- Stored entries
* * * * * * * * *

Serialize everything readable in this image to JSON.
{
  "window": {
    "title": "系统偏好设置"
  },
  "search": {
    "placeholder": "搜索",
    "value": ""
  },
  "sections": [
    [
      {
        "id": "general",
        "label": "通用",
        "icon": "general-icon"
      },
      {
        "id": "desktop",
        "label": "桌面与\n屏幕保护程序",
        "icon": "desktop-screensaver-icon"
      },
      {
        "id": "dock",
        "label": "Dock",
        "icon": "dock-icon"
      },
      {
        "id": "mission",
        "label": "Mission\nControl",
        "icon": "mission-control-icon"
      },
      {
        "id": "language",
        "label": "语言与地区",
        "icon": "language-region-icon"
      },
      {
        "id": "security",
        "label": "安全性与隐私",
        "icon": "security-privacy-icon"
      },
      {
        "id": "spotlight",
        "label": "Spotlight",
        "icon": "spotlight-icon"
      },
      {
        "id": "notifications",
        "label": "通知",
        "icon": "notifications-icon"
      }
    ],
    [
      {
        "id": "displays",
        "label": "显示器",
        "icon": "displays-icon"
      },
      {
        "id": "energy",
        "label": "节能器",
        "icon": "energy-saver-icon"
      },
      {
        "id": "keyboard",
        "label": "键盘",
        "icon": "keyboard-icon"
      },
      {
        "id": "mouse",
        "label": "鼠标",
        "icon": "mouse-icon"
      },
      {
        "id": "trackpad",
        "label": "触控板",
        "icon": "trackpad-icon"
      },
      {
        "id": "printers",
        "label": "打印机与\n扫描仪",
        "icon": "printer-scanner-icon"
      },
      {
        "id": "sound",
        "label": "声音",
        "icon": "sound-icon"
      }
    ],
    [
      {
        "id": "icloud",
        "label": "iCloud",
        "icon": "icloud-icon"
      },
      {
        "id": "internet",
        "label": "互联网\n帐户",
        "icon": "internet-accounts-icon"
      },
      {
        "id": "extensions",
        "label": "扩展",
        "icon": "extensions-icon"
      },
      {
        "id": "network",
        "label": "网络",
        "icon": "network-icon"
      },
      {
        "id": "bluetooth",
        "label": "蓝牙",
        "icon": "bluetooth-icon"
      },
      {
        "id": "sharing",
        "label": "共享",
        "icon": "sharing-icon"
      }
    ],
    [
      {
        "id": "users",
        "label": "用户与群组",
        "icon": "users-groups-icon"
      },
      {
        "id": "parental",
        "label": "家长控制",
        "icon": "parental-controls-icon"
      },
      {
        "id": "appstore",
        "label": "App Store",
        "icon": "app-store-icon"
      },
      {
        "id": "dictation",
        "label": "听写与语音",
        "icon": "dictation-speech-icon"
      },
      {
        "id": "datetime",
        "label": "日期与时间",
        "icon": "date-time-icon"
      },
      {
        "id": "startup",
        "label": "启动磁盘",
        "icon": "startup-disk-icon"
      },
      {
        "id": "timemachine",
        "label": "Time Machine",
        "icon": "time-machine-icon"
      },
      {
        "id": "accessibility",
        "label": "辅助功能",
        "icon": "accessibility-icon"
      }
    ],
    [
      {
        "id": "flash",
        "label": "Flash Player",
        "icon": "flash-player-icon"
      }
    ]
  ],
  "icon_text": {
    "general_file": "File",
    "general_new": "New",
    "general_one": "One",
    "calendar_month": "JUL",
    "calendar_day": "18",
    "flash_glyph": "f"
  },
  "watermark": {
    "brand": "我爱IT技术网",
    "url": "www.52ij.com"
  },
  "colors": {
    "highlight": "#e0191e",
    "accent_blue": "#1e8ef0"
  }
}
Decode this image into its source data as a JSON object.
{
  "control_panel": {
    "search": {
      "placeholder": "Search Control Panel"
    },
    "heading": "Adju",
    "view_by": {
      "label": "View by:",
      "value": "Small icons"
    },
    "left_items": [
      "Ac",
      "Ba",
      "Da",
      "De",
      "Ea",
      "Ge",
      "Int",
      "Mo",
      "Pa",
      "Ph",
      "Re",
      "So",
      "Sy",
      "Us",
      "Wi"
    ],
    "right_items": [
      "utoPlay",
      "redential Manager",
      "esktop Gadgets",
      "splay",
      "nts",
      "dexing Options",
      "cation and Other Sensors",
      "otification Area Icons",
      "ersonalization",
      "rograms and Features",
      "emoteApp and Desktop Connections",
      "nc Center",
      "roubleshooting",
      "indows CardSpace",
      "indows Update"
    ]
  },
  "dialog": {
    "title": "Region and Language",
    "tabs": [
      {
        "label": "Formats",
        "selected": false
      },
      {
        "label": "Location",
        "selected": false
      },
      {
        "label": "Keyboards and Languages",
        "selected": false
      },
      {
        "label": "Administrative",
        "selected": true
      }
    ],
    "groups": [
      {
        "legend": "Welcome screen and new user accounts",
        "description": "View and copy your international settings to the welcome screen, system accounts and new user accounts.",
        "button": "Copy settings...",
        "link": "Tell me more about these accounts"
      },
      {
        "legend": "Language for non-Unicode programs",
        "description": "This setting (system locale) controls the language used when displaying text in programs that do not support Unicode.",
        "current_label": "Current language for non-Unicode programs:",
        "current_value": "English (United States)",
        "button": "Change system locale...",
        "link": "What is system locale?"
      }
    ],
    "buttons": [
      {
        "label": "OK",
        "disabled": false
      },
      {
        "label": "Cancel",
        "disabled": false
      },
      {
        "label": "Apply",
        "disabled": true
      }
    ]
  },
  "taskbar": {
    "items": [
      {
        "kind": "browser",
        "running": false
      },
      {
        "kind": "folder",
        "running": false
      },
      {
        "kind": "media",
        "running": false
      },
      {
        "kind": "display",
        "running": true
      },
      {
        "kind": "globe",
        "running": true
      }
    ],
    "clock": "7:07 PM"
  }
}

* * * * * * * * *

- Given request
Look through the data and show every line containing "true".

- Task output
        "selected": true
        "disabled": true
        "running": true
        "running": true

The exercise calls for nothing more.